-- start of Task material --
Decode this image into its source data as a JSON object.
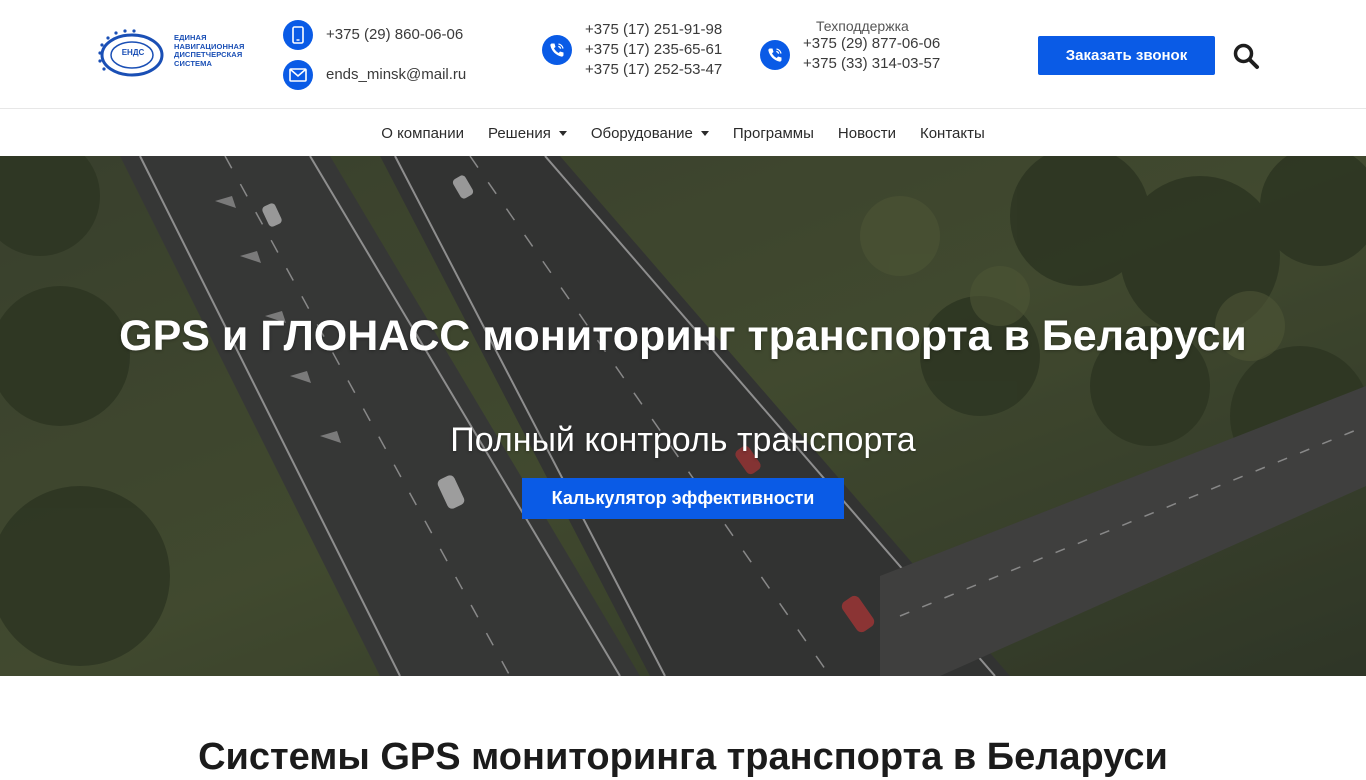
{
  "logo": {
    "badge_text": "ЕНДС",
    "lines": [
      "Единая",
      "навигационная",
      "диспетчерская",
      "система"
    ]
  },
  "header": {
    "mobile_phone": "+375 (29) 860-06-06",
    "email": "ends_minsk@mail.ru",
    "city_phones": [
      "+375 (17) 251-91-98",
      "+375 (17) 235-65-61",
      "+375 (17) 252-53-47"
    ],
    "support_title": "Техподдержка",
    "support_phones": [
      "+375 (29) 877-06-06",
      "+375 (33) 314-03-57"
    ],
    "call_button": "Заказать звонок",
    "icons": {
      "mobile": "smartphone-icon",
      "email": "envelope-icon",
      "phone": "phone-call-icon",
      "search": "search-icon"
    }
  },
  "nav": {
    "items": [
      {
        "label": "О компании",
        "has_dropdown": false
      },
      {
        "label": "Решения",
        "has_dropdown": true
      },
      {
        "label": "Оборудование",
        "has_dropdown": true
      },
      {
        "label": "Программы",
        "has_dropdown": false
      },
      {
        "label": "Новости",
        "has_dropdown": false
      },
      {
        "label": "Контакты",
        "has_dropdown": false
      }
    ]
  },
  "hero": {
    "title": "GPS и ГЛОНАСС мониторинг транспорта в Беларуси",
    "subtitle": "Полный контроль транспорта",
    "button": "Калькулятор эффективности"
  },
  "section": {
    "title": "Системы GPS мониторинга транспорта в Беларуси"
  },
  "colors": {
    "accent": "#0a5be6",
    "text": "#2b2b2b"
  }
}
-- end of Task material --
• Your goal: Find how many lines in the listing hold "email", and reply with that number only.

• Result: 2